[Stored dataset items]
************
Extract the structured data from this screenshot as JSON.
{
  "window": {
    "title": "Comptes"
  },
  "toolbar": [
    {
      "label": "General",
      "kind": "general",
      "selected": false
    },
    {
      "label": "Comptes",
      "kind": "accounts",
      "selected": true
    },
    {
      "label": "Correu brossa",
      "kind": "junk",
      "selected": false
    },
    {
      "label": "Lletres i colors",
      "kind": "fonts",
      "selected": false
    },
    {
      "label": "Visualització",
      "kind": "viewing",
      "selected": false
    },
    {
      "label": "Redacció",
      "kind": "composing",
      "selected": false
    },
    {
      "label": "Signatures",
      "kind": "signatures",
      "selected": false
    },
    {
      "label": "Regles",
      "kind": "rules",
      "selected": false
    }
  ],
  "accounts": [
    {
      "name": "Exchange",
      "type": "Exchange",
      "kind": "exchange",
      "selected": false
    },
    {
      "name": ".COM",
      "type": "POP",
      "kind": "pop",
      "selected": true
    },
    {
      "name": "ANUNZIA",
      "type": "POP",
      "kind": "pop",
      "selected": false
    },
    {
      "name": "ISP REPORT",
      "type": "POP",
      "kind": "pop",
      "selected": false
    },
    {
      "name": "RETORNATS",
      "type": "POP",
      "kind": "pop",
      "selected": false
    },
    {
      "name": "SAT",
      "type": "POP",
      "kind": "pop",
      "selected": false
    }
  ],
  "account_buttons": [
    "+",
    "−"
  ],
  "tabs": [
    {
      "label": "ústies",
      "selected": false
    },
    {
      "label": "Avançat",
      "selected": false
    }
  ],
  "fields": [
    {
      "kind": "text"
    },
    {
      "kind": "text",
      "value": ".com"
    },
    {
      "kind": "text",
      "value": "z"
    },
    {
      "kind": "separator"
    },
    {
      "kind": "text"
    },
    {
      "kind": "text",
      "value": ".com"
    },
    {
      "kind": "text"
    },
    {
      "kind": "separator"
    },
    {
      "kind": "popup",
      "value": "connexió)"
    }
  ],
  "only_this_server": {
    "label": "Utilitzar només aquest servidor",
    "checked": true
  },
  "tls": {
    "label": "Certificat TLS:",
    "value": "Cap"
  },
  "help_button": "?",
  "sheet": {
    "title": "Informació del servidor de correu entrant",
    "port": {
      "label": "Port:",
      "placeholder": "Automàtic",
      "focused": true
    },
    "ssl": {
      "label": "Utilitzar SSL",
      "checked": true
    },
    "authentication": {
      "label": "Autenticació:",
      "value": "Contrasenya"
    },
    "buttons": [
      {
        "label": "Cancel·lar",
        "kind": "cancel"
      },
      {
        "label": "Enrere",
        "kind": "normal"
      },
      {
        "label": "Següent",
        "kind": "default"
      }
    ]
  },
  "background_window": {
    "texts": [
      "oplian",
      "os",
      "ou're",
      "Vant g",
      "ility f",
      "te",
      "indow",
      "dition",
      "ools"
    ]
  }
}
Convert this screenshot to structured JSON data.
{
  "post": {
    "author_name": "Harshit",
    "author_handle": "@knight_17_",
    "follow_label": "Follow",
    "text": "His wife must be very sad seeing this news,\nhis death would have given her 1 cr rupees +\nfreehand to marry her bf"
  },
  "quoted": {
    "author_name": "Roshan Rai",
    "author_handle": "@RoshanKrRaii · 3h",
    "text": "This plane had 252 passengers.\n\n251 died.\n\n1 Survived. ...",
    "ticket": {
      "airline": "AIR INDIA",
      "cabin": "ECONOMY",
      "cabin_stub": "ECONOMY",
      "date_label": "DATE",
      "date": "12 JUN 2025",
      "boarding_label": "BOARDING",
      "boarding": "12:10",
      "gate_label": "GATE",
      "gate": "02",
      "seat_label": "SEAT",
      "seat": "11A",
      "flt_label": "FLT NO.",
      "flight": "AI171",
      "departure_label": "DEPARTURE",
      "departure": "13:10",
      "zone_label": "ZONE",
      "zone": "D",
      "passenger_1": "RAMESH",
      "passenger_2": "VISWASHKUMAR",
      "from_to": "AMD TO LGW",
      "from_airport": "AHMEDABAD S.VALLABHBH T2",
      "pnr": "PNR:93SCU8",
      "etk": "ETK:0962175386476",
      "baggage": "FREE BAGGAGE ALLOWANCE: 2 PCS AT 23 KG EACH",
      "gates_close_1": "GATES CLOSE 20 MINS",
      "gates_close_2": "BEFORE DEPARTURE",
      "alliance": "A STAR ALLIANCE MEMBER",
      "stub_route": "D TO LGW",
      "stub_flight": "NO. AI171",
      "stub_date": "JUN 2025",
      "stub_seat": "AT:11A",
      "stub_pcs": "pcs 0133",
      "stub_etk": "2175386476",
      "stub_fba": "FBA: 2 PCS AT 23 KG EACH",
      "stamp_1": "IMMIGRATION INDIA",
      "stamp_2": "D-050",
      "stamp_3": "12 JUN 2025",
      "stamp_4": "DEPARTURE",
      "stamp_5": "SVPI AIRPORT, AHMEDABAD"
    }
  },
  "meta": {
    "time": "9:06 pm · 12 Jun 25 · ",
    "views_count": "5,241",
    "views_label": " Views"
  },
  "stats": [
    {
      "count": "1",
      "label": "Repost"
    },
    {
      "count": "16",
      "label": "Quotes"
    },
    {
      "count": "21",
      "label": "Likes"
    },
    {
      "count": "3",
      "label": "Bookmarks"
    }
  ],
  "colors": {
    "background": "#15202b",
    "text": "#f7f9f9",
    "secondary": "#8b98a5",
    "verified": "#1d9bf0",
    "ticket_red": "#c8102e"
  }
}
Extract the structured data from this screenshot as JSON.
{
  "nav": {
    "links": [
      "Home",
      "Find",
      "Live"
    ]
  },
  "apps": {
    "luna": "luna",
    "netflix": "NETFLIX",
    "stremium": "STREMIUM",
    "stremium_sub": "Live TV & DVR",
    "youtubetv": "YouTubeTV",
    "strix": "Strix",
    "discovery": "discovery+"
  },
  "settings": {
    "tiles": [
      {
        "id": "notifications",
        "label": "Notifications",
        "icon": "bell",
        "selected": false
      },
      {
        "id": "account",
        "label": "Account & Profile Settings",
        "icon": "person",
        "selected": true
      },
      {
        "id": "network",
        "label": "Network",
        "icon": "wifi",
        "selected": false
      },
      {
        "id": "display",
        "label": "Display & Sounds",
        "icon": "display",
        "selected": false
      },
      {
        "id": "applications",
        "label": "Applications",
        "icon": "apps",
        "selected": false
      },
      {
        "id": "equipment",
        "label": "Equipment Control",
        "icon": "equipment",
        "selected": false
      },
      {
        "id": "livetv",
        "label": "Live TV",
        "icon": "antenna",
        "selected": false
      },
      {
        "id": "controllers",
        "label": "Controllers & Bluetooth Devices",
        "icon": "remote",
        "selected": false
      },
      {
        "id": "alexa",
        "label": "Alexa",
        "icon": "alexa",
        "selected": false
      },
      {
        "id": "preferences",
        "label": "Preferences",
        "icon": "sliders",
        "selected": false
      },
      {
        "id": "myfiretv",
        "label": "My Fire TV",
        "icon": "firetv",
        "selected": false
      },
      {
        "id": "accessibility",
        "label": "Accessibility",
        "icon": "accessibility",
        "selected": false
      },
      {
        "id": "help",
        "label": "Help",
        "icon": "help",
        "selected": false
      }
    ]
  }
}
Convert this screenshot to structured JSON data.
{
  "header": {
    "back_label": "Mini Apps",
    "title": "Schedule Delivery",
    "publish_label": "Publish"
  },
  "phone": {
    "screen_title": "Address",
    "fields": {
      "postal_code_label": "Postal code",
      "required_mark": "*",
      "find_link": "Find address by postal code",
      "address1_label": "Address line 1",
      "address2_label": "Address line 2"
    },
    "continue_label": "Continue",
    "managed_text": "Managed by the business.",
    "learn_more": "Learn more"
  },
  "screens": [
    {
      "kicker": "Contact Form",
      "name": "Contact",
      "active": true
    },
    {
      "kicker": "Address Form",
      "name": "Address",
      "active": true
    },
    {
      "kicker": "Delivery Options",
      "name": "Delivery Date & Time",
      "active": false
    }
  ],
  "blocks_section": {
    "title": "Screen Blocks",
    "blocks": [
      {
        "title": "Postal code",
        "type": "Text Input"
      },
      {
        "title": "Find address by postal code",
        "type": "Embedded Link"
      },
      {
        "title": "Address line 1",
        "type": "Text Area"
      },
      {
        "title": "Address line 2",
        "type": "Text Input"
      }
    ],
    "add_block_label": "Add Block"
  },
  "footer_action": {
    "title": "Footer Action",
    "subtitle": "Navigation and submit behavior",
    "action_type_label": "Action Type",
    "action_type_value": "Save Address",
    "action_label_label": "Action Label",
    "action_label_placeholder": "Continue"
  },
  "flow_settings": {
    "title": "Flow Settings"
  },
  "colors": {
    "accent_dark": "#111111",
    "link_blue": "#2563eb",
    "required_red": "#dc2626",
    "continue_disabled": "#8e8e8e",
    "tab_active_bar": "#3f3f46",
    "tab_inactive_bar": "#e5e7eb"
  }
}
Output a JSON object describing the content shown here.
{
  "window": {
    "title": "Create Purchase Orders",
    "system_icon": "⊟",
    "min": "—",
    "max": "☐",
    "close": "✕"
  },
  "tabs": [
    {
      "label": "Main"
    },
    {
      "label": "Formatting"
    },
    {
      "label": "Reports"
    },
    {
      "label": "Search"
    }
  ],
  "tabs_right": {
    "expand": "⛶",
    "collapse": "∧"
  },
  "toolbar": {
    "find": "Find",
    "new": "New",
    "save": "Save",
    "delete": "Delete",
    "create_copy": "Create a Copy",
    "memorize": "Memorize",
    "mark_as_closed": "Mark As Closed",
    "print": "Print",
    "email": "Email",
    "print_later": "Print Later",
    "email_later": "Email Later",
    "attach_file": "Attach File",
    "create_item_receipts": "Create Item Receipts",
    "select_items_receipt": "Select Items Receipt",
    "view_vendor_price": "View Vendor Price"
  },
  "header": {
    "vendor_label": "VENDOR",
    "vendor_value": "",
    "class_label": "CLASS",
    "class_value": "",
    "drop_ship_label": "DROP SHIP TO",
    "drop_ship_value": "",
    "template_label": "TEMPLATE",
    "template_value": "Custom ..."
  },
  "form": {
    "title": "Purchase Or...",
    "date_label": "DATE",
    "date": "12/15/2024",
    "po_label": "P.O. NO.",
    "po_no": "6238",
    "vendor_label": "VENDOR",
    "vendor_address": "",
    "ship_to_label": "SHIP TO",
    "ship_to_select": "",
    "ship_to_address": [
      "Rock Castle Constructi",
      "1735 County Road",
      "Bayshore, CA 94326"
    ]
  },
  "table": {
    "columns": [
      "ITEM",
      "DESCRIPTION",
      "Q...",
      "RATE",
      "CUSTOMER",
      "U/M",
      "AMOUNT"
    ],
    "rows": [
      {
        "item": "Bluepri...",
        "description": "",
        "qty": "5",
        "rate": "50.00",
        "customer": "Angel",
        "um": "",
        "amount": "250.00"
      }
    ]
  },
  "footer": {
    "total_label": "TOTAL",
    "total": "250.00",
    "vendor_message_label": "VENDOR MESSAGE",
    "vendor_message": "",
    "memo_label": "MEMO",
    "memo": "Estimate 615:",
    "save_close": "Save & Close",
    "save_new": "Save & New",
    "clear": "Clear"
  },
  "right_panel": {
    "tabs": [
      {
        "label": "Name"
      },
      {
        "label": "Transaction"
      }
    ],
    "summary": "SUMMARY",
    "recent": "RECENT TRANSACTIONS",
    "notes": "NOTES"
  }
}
************
- [Task to complete]:
Return, from the data, each line that has the word "servidor" in it.

- [Exercise answer]:
    "label": "Utilitzar només aquest servidor",
    "title": "Informació del servidor de correu entrant",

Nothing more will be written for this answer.